What is being asked -> Wherever the string "life" appears, copy the whole line.

====== Data in this exercise

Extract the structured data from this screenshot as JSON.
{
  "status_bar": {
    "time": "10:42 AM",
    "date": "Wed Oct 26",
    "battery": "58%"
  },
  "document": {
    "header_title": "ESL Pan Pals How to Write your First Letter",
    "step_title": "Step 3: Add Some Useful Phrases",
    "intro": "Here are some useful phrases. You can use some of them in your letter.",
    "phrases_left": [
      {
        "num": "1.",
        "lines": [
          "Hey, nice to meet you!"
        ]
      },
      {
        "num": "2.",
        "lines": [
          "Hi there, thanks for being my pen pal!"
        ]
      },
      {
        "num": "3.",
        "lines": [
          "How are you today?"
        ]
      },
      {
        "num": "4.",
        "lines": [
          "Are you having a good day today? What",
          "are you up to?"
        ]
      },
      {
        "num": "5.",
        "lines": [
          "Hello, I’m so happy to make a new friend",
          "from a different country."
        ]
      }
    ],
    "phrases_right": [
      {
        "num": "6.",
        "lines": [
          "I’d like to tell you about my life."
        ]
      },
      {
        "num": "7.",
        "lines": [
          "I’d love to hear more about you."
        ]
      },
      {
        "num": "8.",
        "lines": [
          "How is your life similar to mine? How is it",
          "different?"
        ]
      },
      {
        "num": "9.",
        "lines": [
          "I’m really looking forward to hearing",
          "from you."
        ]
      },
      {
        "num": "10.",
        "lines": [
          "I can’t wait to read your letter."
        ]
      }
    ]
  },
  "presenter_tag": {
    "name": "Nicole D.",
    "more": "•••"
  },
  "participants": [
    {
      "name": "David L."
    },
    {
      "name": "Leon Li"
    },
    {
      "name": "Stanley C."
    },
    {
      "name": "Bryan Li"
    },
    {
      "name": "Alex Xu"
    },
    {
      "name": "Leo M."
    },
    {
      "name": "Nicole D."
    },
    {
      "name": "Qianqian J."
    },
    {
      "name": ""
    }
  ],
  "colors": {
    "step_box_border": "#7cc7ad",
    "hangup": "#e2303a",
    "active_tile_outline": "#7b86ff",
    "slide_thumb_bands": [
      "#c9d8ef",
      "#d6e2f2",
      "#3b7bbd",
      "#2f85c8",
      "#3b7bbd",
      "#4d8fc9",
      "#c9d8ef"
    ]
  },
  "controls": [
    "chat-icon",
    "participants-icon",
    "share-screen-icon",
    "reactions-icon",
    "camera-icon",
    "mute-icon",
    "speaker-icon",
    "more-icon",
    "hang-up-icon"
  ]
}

============

Exercise solution ->
          "I’d like to tell you about my life."
          "How is your life similar to mine? How is it",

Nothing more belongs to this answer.